## RECORDS PROVIDED:

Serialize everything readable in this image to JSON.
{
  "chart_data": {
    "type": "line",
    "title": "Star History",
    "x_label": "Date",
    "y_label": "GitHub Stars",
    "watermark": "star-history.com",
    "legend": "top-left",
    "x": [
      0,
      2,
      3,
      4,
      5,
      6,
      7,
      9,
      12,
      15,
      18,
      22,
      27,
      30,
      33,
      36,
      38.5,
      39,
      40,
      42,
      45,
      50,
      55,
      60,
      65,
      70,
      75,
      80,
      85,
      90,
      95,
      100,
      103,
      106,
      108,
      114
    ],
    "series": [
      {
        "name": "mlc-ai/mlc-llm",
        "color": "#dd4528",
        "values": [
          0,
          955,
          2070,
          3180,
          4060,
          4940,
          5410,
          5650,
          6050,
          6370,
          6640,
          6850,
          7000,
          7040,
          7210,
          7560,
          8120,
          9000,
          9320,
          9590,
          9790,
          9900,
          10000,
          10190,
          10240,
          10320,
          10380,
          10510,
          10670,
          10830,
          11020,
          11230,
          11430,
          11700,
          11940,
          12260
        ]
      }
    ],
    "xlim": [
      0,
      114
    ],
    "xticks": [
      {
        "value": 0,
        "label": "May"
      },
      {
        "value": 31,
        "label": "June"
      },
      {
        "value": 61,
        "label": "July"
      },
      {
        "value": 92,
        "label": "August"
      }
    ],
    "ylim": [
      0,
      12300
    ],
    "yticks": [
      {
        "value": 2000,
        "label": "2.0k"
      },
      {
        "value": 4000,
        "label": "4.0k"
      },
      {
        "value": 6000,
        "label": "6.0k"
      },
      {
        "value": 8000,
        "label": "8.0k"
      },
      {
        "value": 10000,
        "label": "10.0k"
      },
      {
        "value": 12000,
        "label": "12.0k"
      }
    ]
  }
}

## PROMPT:
Return the entries above exactly as they appear.

## EXPECTED OUTPUT:
Serialize everything readable in this image to JSON.
{
  "chart_data": {
    "type": "line",
    "title": "Star History",
    "x_label": "Date",
    "y_label": "GitHub Stars",
    "watermark": "star-history.com",
    "legend": "top-left",
    "x": [
      0,
      2,
      3,
      4,
      5,
      6,
      7,
      9,
      12,
      15,
      18,
      22,
      27,
      30,
      33,
      36,
      38.5,
      39,
      40,
      42,
      45,
      50,
      55,
      60,
      65,
      70,
      75,
      80,
      85,
      90,
      95,
      100,
      103,
      106,
      108,
      114
    ],
    "series": [
      {
        "name": "mlc-ai/mlc-llm",
        "color": "#dd4528",
        "values": [
          0,
          955,
          2070,
          3180,
          4060,
          4940,
          5410,
          5650,
          6050,
          6370,
          6640,
          6850,
          7000,
          7040,
          7210,
          7560,
          8120,
          9000,
          9320,
          9590,
          9790,
          9900,
          10000,
          10190,
          10240,
          10320,
          10380,
          10510,
          10670,
          10830,
          11020,
          11230,
          11430,
          11700,
          11940,
          12260
        ]
      }
    ],
    "xlim": [
      0,
      114
    ],
    "xticks": [
      {
        "value": 0,
        "label": "May"
      },
      {
        "value": 31,
        "label": "June"
      },
      {
        "value": 61,
        "label": "July"
      },
      {
        "value": 92,
        "label": "August"
      }
    ],
    "ylim": [
      0,
      12300
    ],
    "yticks": [
      {
        "value": 2000,
        "label": "2.0k"
      },
      {
        "value": 4000,
        "label": "4.0k"
      },
      {
        "value": 6000,
        "label": "6.0k"
      },
      {
        "value": 8000,
        "label": "8.0k"
      },
      {
        "value": 10000,
        "label": "10.0k"
      },
      {
        "value": 12000,
        "label": "12.0k"
      }
    ]
  }
}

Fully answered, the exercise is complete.